[To be done] Return the entries verbatim and drop every picture.

[Recorded data]
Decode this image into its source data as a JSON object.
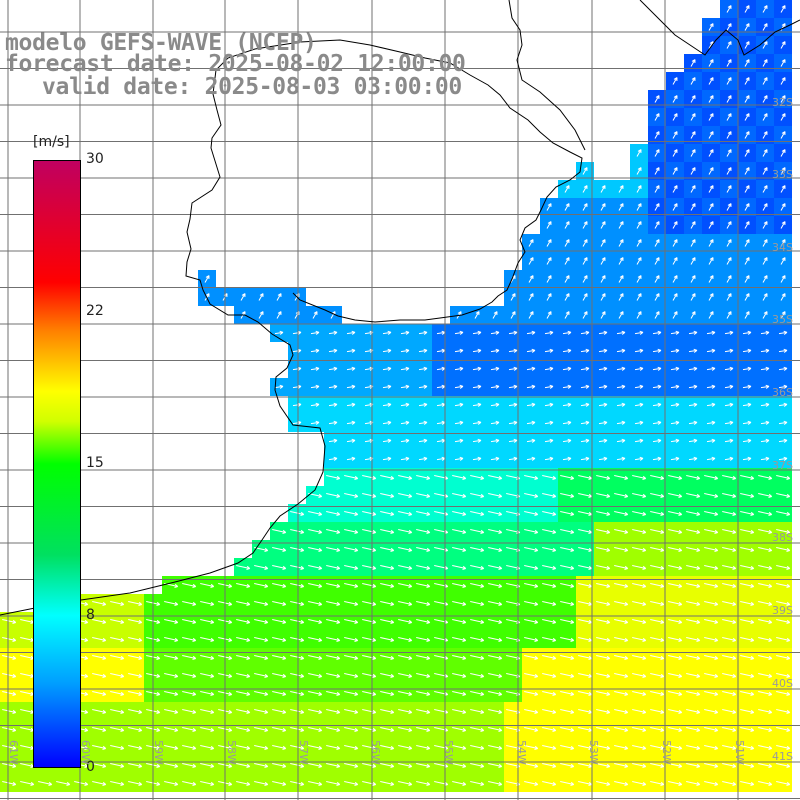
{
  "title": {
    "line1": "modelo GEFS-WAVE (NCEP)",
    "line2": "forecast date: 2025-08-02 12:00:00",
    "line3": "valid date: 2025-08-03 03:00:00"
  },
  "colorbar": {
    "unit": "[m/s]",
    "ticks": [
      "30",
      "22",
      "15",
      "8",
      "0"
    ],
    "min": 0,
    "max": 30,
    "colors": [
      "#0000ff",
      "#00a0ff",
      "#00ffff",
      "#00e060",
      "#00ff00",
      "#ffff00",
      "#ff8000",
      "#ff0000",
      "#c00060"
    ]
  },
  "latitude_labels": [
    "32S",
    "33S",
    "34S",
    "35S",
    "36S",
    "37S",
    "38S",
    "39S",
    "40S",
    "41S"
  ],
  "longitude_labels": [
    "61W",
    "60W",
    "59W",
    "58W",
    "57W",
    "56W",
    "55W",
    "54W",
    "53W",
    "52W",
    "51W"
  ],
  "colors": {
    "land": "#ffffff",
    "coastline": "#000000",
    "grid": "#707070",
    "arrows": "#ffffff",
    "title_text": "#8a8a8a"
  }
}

[Reply to the task]
Decode this image into its source data as a JSON object.
{
  "title": {
    "line1": "modelo GEFS-WAVE (NCEP)",
    "line2": "forecast date: 2025-08-02 12:00:00",
    "line3": "valid date: 2025-08-03 03:00:00"
  },
  "colorbar": {
    "unit": "[m/s]",
    "ticks": [
      "30",
      "22",
      "15",
      "8",
      "0"
    ],
    "min": 0,
    "max": 30,
    "colors": [
      "#0000ff",
      "#00a0ff",
      "#00ffff",
      "#00e060",
      "#00ff00",
      "#ffff00",
      "#ff8000",
      "#ff0000",
      "#c00060"
    ]
  },
  "latitude_labels": [
    "32S",
    "33S",
    "34S",
    "35S",
    "36S",
    "37S",
    "38S",
    "39S",
    "40S",
    "41S"
  ],
  "longitude_labels": [
    "61W",
    "60W",
    "59W",
    "58W",
    "57W",
    "56W",
    "55W",
    "54W",
    "53W",
    "52W",
    "51W"
  ],
  "colors": {
    "land": "#ffffff",
    "coastline": "#000000",
    "grid": "#707070",
    "arrows": "#ffffff",
    "title_text": "#8a8a8a"
  }
}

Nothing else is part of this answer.